Put into a JSON list of strings the data from the line with "Patent image size: (652, 382)." up to and including the line with "The second end 402 is at (173, 181).", one string per line, with blank lines left out.
★ ★ ★
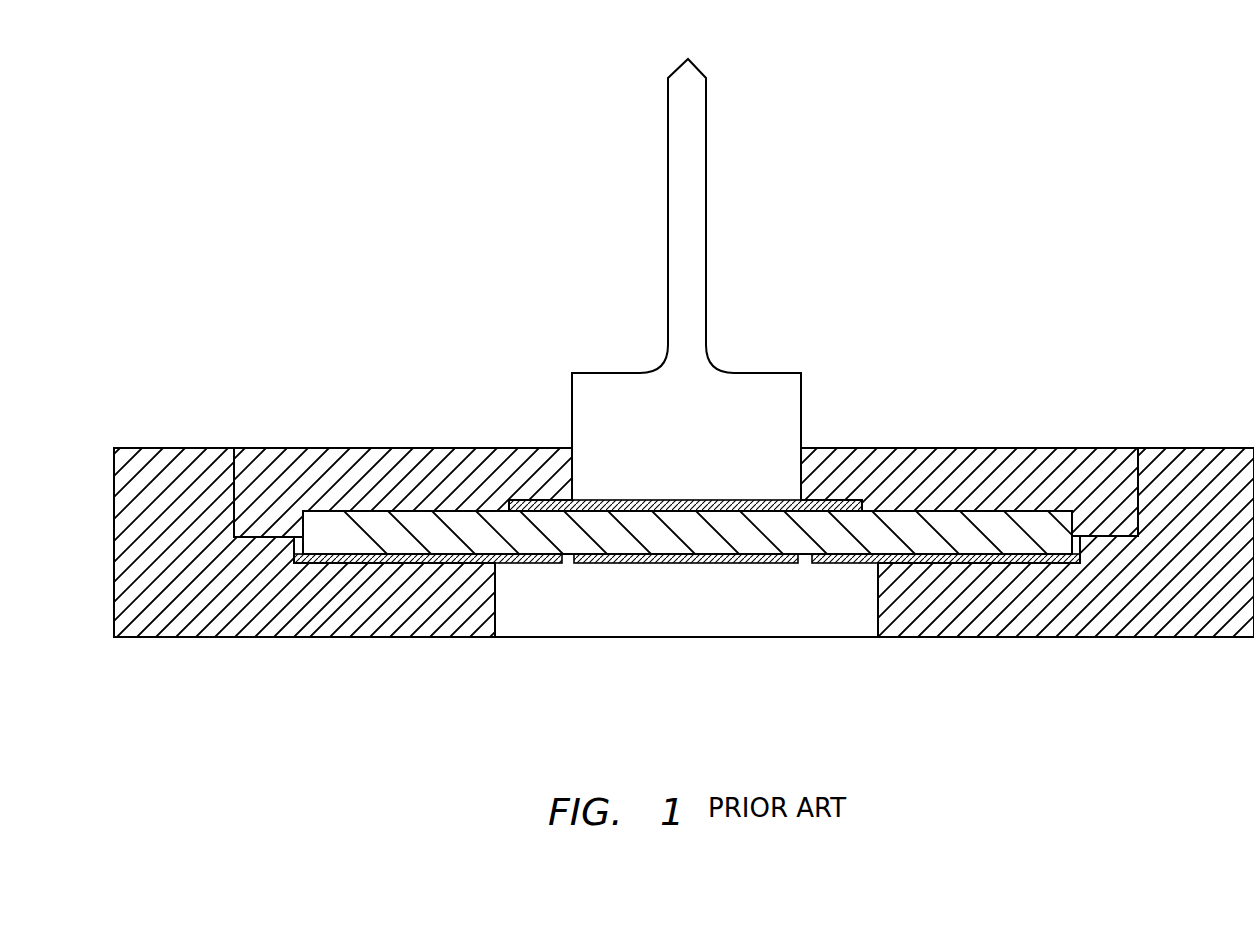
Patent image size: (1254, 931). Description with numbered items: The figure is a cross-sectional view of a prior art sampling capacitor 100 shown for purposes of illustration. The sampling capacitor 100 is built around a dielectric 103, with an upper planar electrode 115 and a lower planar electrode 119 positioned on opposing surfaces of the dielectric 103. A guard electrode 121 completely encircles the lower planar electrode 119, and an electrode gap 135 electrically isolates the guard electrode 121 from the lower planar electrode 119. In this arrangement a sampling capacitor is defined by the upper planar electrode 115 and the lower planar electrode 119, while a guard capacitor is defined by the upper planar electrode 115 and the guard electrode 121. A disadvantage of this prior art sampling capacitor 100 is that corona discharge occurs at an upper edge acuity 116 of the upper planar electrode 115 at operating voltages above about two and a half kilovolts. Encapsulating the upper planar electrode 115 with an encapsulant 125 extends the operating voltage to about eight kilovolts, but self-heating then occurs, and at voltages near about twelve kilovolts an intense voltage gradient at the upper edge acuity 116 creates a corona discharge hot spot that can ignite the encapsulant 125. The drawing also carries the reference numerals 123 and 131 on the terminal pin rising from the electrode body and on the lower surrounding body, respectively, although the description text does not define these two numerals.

The sampling capacitor 100 is at (955, 51).
The dielectric 103 is at (383, 530).
The upper planar electrode 115 is at (525, 500).
The upper edge acuity 116 is at (870, 510).
The lower planar electrode 119 is at (673, 563).
The guard electrode 121 is at (530, 563).
The terminal pin 123 is at (707, 79).
The encapsulant 125 is at (1053, 483).
The lower housing portion 131 is at (1085, 618).
The electrode gap 135 is at (800, 563).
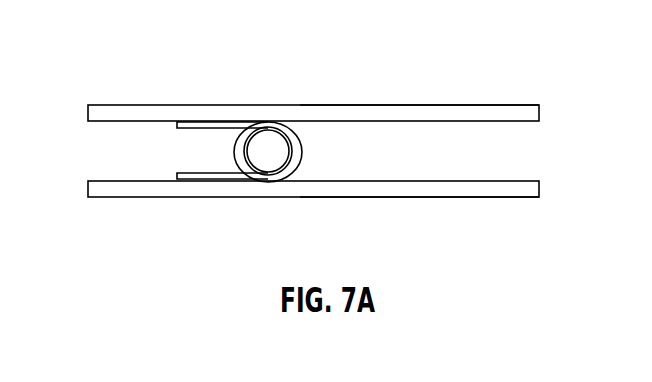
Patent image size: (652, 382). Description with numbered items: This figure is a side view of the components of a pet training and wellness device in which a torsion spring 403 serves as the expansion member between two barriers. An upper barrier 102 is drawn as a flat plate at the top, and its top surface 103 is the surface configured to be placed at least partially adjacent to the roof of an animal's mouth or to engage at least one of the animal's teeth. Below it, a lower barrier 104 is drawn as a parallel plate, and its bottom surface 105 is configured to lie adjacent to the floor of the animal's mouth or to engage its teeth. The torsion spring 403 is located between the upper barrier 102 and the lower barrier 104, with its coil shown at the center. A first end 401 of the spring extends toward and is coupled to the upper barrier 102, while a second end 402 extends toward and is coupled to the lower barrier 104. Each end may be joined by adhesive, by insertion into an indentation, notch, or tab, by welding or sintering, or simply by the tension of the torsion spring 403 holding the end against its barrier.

The upper barrier 102 is at (546, 110).
The top surface 103 is at (470, 102).
The lower barrier 104 is at (546, 185).
The bottom surface 105 is at (472, 200).
The first end 401 is at (172, 128).
The second end 402 is at (173, 181).
The torsion spring 403 is at (305, 152).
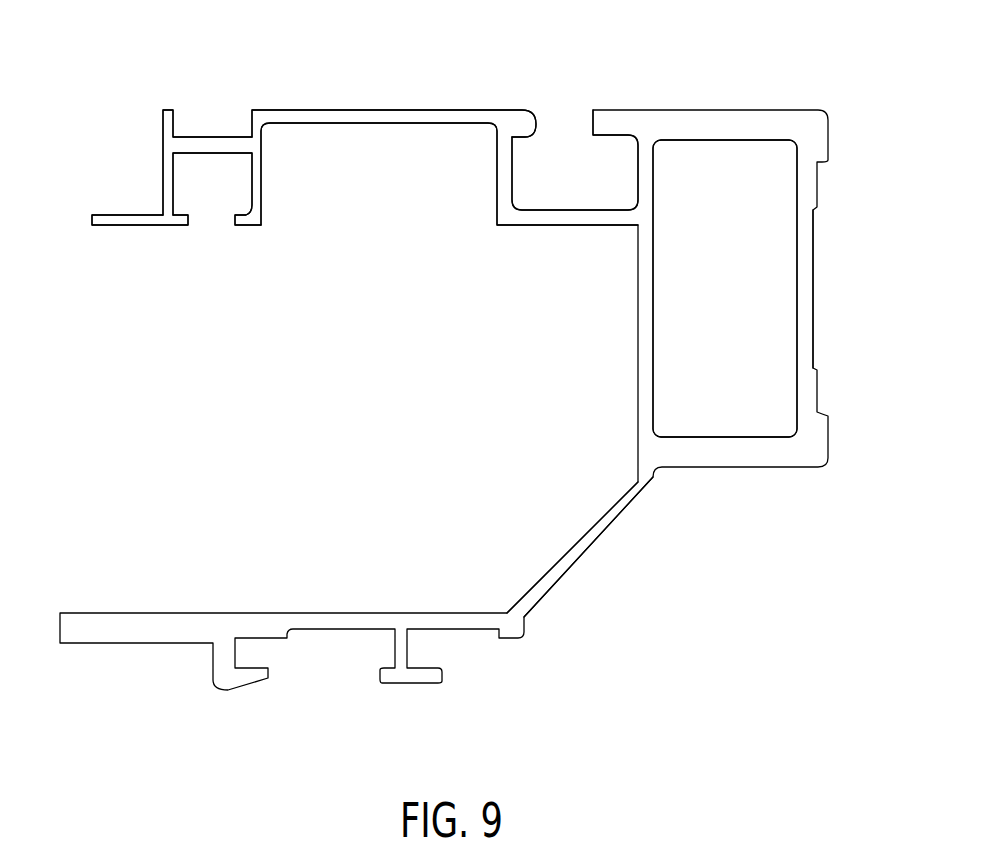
★ ★ ★
(Task solution)
[
  "Patent image size: (652, 382). Description with numbered items: This figure is a side view of the components of a pet training and wellness device in which a torsion spring 403 serves as the expansion member between two barriers. An upper barrier 102 is drawn as a flat plate at the top, and its top surface 103 is the surface configured to be placed at least partially adjacent to the roof of an animal's mouth or to engage at least one of the animal's teeth. Below it, a lower barrier 104 is drawn as a parallel plate, and its bottom surface 105 is configured to lie adjacent to the floor of the animal's mouth or to engage its teeth. The torsion spring 403 is located between the upper barrier 102 and the lower barrier 104, with its coil shown at the center. A first end 401 of the spring extends toward and is coupled to the upper barrier 102, while a second end 402 extends toward and is coupled to the lower barrier 104. Each end may be joined by adhesive, by insertion into an indentation, notch, or tab, by welding or sintering, or simply by the tension of the torsion spring 403 holding the end against its barrier.",
  "The upper barrier 102 is at (546, 110).",
  "The top surface 103 is at (470, 102).",
  "The lower barrier 104 is at (546, 185).",
  "The bottom surface 105 is at (472, 200).",
  "The first end 401 is at (172, 128).",
  "The second end 402 is at (173, 181)."
]